[Items from a figure collection]

────────

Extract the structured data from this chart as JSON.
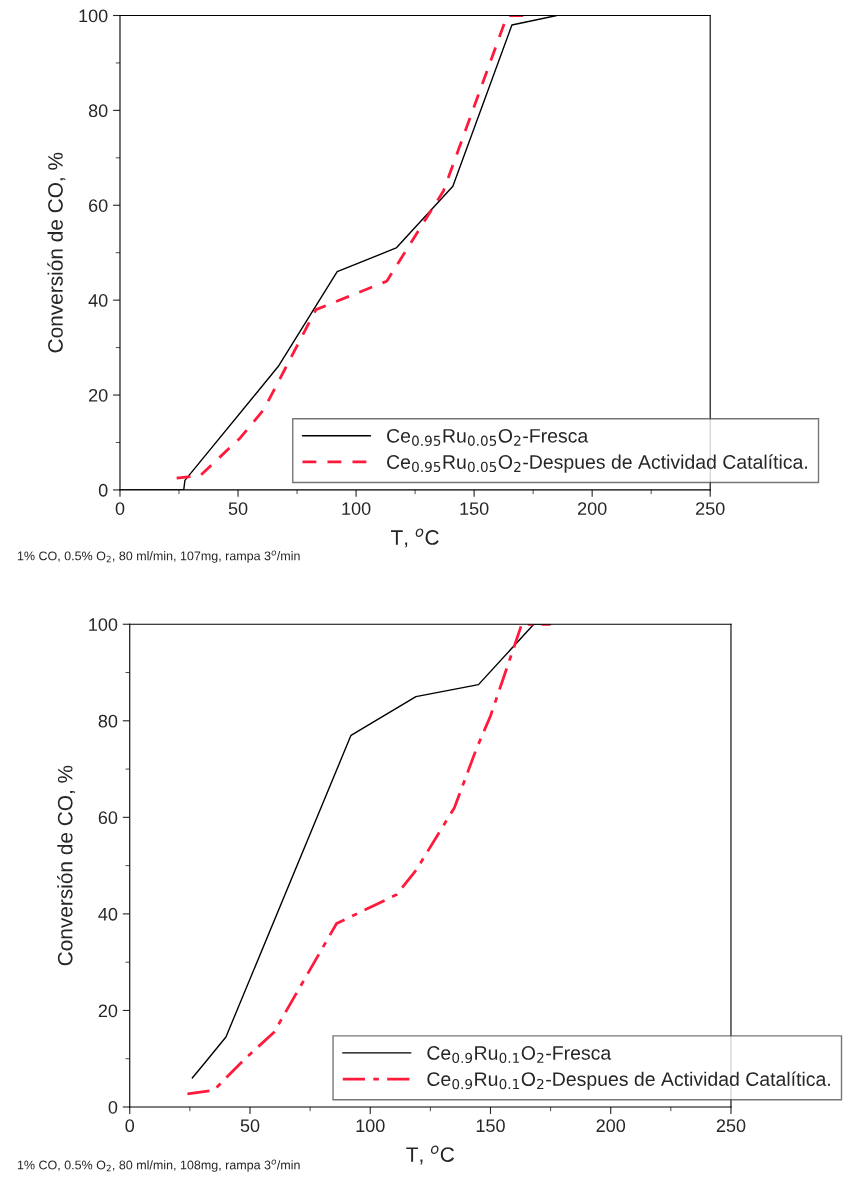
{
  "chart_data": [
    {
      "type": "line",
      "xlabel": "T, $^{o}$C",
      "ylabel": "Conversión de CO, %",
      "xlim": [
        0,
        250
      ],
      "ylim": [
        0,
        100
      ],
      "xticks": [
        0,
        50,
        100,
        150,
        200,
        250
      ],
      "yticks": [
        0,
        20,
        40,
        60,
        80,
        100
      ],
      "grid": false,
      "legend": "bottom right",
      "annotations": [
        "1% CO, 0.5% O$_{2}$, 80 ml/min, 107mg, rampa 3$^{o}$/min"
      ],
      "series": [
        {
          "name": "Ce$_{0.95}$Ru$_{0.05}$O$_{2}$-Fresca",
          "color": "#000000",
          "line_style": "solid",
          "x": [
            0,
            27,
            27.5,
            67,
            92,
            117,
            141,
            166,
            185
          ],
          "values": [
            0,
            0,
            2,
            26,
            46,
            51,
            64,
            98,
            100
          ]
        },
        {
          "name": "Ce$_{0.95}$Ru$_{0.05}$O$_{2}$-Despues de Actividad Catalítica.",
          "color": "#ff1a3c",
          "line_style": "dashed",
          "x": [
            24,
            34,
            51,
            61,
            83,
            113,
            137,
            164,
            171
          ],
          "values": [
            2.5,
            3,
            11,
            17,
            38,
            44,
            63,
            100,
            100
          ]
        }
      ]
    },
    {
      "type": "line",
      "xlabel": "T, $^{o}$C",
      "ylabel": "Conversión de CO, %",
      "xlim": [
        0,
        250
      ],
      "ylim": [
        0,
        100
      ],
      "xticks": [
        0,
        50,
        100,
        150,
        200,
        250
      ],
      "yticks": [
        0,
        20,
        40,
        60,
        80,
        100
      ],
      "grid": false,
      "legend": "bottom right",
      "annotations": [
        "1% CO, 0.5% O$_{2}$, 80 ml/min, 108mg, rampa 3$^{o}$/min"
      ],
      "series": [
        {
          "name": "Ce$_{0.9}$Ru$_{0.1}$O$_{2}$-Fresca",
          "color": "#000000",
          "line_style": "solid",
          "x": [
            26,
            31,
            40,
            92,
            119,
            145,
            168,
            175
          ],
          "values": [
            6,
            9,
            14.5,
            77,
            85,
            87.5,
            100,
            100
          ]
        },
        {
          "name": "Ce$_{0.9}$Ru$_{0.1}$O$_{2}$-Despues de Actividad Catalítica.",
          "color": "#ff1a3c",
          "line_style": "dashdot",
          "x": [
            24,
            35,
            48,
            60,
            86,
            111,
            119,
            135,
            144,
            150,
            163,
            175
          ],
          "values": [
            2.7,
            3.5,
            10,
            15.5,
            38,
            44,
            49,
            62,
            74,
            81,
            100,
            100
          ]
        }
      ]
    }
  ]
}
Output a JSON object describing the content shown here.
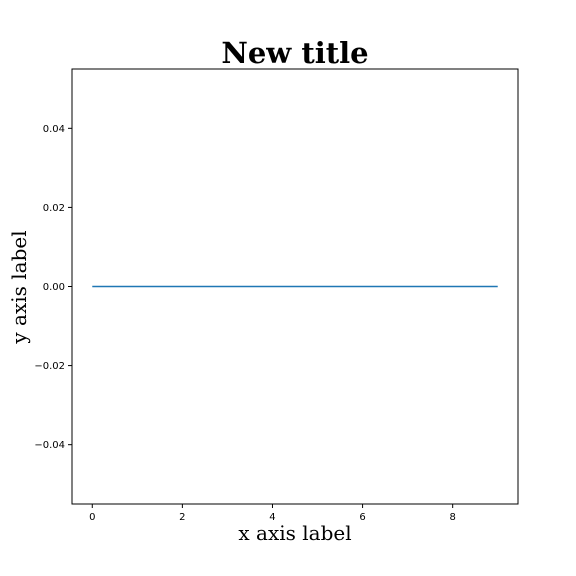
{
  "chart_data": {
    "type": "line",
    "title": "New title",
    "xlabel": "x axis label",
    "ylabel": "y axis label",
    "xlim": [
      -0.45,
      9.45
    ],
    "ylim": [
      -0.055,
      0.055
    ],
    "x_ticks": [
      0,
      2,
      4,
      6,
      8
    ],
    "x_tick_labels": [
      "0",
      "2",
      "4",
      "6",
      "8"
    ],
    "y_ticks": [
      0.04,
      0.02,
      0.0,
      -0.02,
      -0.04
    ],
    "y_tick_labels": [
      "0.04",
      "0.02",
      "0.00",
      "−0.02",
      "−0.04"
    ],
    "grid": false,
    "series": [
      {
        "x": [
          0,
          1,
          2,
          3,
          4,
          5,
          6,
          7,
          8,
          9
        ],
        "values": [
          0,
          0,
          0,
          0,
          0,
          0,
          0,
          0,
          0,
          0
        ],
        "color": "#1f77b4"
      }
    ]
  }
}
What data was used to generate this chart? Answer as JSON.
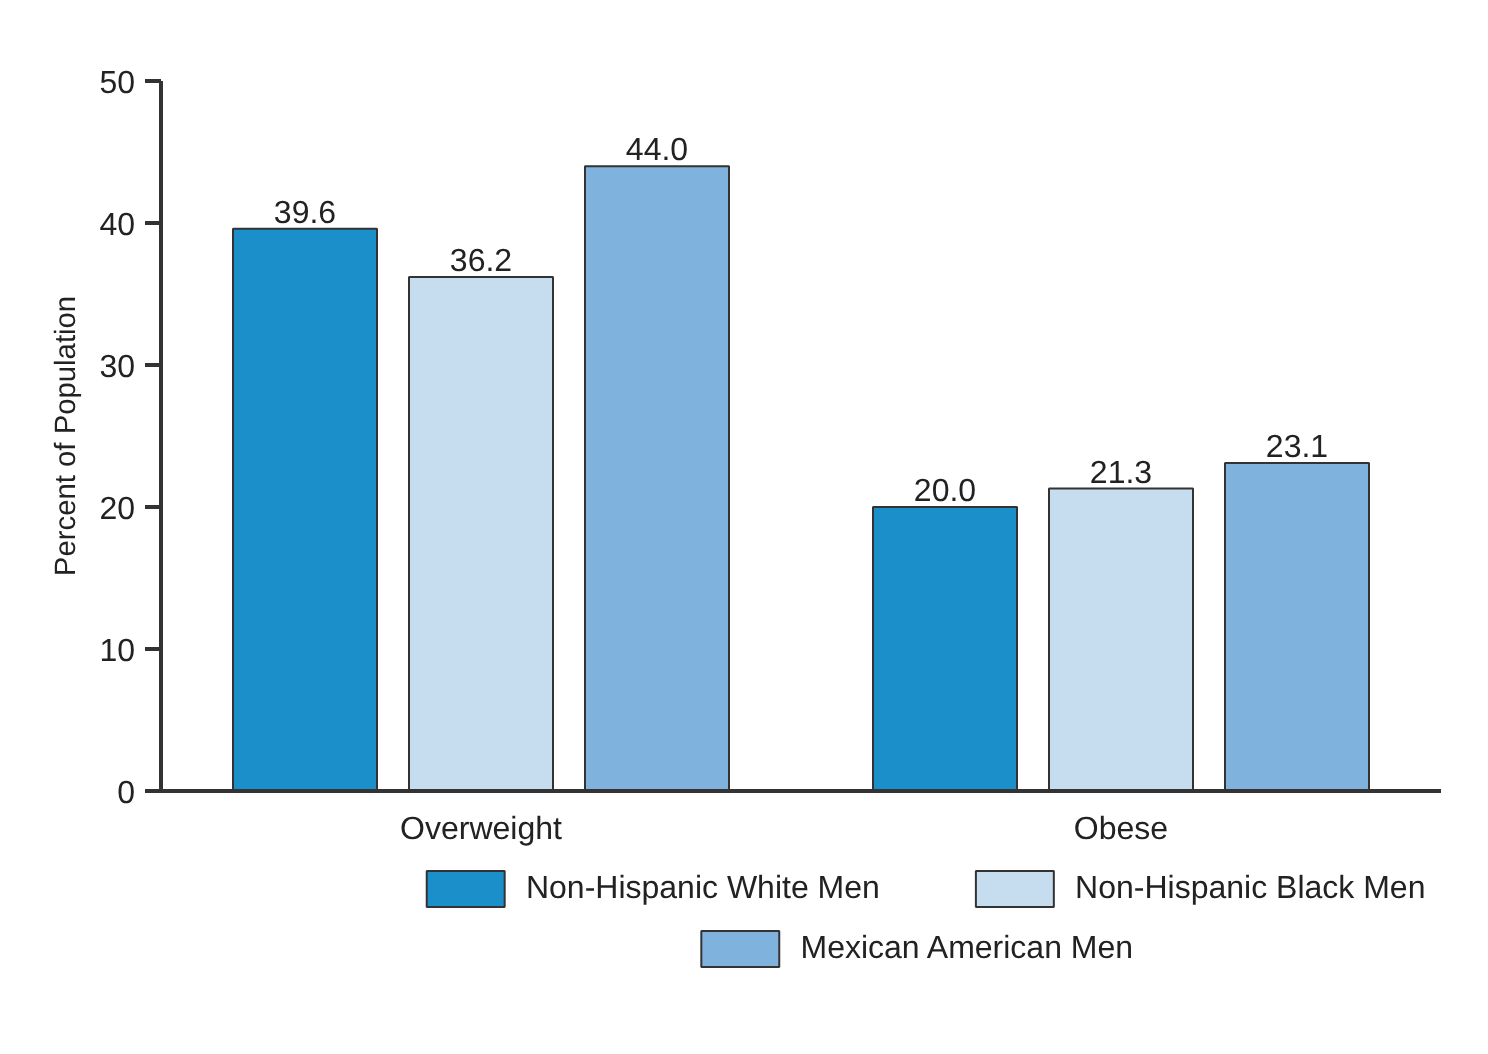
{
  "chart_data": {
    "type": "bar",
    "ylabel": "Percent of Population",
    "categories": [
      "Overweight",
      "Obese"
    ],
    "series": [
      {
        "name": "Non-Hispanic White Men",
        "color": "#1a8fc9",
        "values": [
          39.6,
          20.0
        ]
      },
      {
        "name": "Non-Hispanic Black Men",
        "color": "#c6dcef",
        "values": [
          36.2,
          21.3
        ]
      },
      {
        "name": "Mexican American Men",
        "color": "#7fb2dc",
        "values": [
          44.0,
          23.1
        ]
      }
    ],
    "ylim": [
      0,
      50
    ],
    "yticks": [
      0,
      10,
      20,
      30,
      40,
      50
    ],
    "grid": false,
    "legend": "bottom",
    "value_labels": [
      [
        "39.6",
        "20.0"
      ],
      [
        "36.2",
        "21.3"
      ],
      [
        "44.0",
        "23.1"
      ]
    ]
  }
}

────────

▶ What to produce
Restate the full listing verbatim and drop every picture.

▶ Answer
Extract the structured data from this chart as JSON.
{
  "chart_data": [
    {
      "type": "line",
      "xlabel": "T, $^{o}$C",
      "ylabel": "Conversión de CO, %",
      "xlim": [
        0,
        250
      ],
      "ylim": [
        0,
        100
      ],
      "xticks": [
        0,
        50,
        100,
        150,
        200,
        250
      ],
      "yticks": [
        0,
        20,
        40,
        60,
        80,
        100
      ],
      "grid": false,
      "legend": "bottom right",
      "annotations": [
        "1% CO, 0.5% O$_{2}$, 80 ml/min, 107mg, rampa 3$^{o}$/min"
      ],
      "series": [
        {
          "name": "Ce$_{0.95}$Ru$_{0.05}$O$_{2}$-Fresca",
          "color": "#000000",
          "line_style": "solid",
          "x": [
            0,
            27,
            27.5,
            67,
            92,
            117,
            141,
            166,
            185
          ],
          "values": [
            0,
            0,
            2,
            26,
            46,
            51,
            64,
            98,
            100
          ]
        },
        {
          "name": "Ce$_{0.95}$Ru$_{0.05}$O$_{2}$-Despues de Actividad Catalítica.",
          "color": "#ff1a3c",
          "line_style": "dashed",
          "x": [
            24,
            34,
            51,
            61,
            83,
            113,
            137,
            164,
            171
          ],
          "values": [
            2.5,
            3,
            11,
            17,
            38,
            44,
            63,
            100,
            100
          ]
        }
      ]
    },
    {
      "type": "line",
      "xlabel": "T, $^{o}$C",
      "ylabel": "Conversión de CO, %",
      "xlim": [
        0,
        250
      ],
      "ylim": [
        0,
        100
      ],
      "xticks": [
        0,
        50,
        100,
        150,
        200,
        250
      ],
      "yticks": [
        0,
        20,
        40,
        60,
        80,
        100
      ],
      "grid": false,
      "legend": "bottom right",
      "annotations": [
        "1% CO, 0.5% O$_{2}$, 80 ml/min, 108mg, rampa 3$^{o}$/min"
      ],
      "series": [
        {
          "name": "Ce$_{0.9}$Ru$_{0.1}$O$_{2}$-Fresca",
          "color": "#000000",
          "line_style": "solid",
          "x": [
            26,
            31,
            40,
            92,
            119,
            145,
            168,
            175
          ],
          "values": [
            6,
            9,
            14.5,
            77,
            85,
            87.5,
            100,
            100
          ]
        },
        {
          "name": "Ce$_{0.9}$Ru$_{0.1}$O$_{2}$-Despues de Actividad Catalítica.",
          "color": "#ff1a3c",
          "line_style": "dashdot",
          "x": [
            24,
            35,
            48,
            60,
            86,
            111,
            119,
            135,
            144,
            150,
            163,
            175
          ],
          "values": [
            2.7,
            3.5,
            10,
            15.5,
            38,
            44,
            49,
            62,
            74,
            81,
            100,
            100
          ]
        }
      ]
    }
  ]
}
Output a JSON object describing the content shown here.
{
  "chart_data": {
    "type": "line",
    "title": "New title",
    "xlabel": "x axis label",
    "ylabel": "y axis label",
    "xlim": [
      -0.45,
      9.45
    ],
    "ylim": [
      -0.055,
      0.055
    ],
    "x_ticks": [
      0,
      2,
      4,
      6,
      8
    ],
    "x_tick_labels": [
      "0",
      "2",
      "4",
      "6",
      "8"
    ],
    "y_ticks": [
      0.04,
      0.02,
      0.0,
      -0.02,
      -0.04
    ],
    "y_tick_labels": [
      "0.04",
      "0.02",
      "0.00",
      "−0.02",
      "−0.04"
    ],
    "grid": false,
    "series": [
      {
        "x": [
          0,
          1,
          2,
          3,
          4,
          5,
          6,
          7,
          8,
          9
        ],
        "values": [
          0,
          0,
          0,
          0,
          0,
          0,
          0,
          0,
          0,
          0
        ],
        "color": "#1f77b4"
      }
    ]
  }
}
What data was used to generate this chart? Answer as JSON.
{
  "chart_data": {
    "type": "bar",
    "ylabel": "Percent of Population",
    "categories": [
      "Overweight",
      "Obese"
    ],
    "series": [
      {
        "name": "Non-Hispanic White Men",
        "color": "#1a8fc9",
        "values": [
          39.6,
          20.0
        ]
      },
      {
        "name": "Non-Hispanic Black Men",
        "color": "#c6dcef",
        "values": [
          36.2,
          21.3
        ]
      },
      {
        "name": "Mexican American Men",
        "color": "#7fb2dc",
        "values": [
          44.0,
          23.1
        ]
      }
    ],
    "ylim": [
      0,
      50
    ],
    "yticks": [
      0,
      10,
      20,
      30,
      40,
      50
    ],
    "grid": false,
    "legend": "bottom",
    "value_labels": [
      [
        "39.6",
        "20.0"
      ],
      [
        "36.2",
        "21.3"
      ],
      [
        "44.0",
        "23.1"
      ]
    ]
  }
}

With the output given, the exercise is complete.